Exercise aim: The complete listing should be transcribed precisely.
======== Task data ========
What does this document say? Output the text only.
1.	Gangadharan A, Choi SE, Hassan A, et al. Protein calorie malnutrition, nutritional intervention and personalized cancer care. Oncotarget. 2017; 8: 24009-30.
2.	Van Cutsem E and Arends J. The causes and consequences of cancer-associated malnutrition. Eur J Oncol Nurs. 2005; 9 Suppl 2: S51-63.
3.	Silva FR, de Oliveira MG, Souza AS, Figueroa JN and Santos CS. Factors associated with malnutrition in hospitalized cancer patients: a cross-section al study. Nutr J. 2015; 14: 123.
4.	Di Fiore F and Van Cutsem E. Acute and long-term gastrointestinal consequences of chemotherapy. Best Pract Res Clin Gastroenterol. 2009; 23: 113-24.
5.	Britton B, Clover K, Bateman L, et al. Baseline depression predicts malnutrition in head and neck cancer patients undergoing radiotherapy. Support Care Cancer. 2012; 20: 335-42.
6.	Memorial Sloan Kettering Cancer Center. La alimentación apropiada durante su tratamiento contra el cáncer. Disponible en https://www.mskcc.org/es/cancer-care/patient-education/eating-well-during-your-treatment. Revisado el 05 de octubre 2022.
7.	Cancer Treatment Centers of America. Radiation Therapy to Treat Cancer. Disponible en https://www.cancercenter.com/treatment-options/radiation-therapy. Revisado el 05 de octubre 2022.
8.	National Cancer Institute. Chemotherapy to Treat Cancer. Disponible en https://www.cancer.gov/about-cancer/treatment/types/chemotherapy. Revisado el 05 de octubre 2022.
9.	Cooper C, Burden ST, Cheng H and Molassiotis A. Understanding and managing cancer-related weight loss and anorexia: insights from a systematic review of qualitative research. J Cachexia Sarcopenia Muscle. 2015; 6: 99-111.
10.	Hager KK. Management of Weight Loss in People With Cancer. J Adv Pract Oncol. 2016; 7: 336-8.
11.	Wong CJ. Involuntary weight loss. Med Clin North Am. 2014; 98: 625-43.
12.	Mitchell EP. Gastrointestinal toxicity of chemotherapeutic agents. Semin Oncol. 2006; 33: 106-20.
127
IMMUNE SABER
========
Your response:
What does this document say? Output the text only.
1.	Gangadharan A, Choi SE, Hassan A, et al. Protein calorie malnutrition, nutritional intervention and personalized cancer care. Oncotarget. 2017; 8: 24009-30.
2.	Van Cutsem E and Arends J. The causes and consequences of cancer-associated malnutrition. Eur J Oncol Nurs. 2005; 9 Suppl 2: S51-63.
3.	Silva FR, de Oliveira MG, Souza AS, Figueroa JN and Santos CS. Factors associated with malnutrition in hospitalized cancer patients: a cross-section al study. Nutr J. 2015; 14: 123.
4.	Di Fiore F and Van Cutsem E. Acute and long-term gastrointestinal consequences of chemotherapy. Best Pract Res Clin Gastroenterol. 2009; 23: 113-24.
5.	Britton B, Clover K, Bateman L, et al. Baseline depression predicts malnutrition in head and neck cancer patients undergoing radiotherapy. Support Care Cancer. 2012; 20: 335-42.
6.	Memorial Sloan Kettering Cancer Center. La alimentación apropiada durante su tratamiento contra el cáncer. Disponible en https://www.mskcc.org/es/cancer-care/patient-education/eating-well-during-your-treatment. Revisado el 05 de octubre 2022.
7.	Cancer Treatment Centers of America. Radiation Therapy to Treat Cancer. Disponible en https://www.cancercenter.com/treatment-options/radiation-therapy. Revisado el 05 de octubre 2022.
8.	National Cancer Institute. Chemotherapy to Treat Cancer. Disponible en https://www.cancer.gov/about-cancer/treatment/types/chemotherapy. Revisado el 05 de octubre 2022.
9.	Cooper C, Burden ST, Cheng H and Molassiotis A. Understanding and managing cancer-related weight loss and anorexia: insights from a systematic review of qualitative research. J Cachexia Sarcopenia Muscle. 2015; 6: 99-111.
10.	Hager KK. Management of Weight Loss in People With Cancer. J Adv Pract Oncol. 2016; 7: 336-8.
11.	Wong CJ. Involuntary weight loss. Med Clin North Am. 2014; 98: 625-43.
12.	Mitchell EP. Gastrointestinal toxicity of chemotherapeutic agents. Semin Oncol. 2006; 33: 106-20.
127
IMMUNE SABER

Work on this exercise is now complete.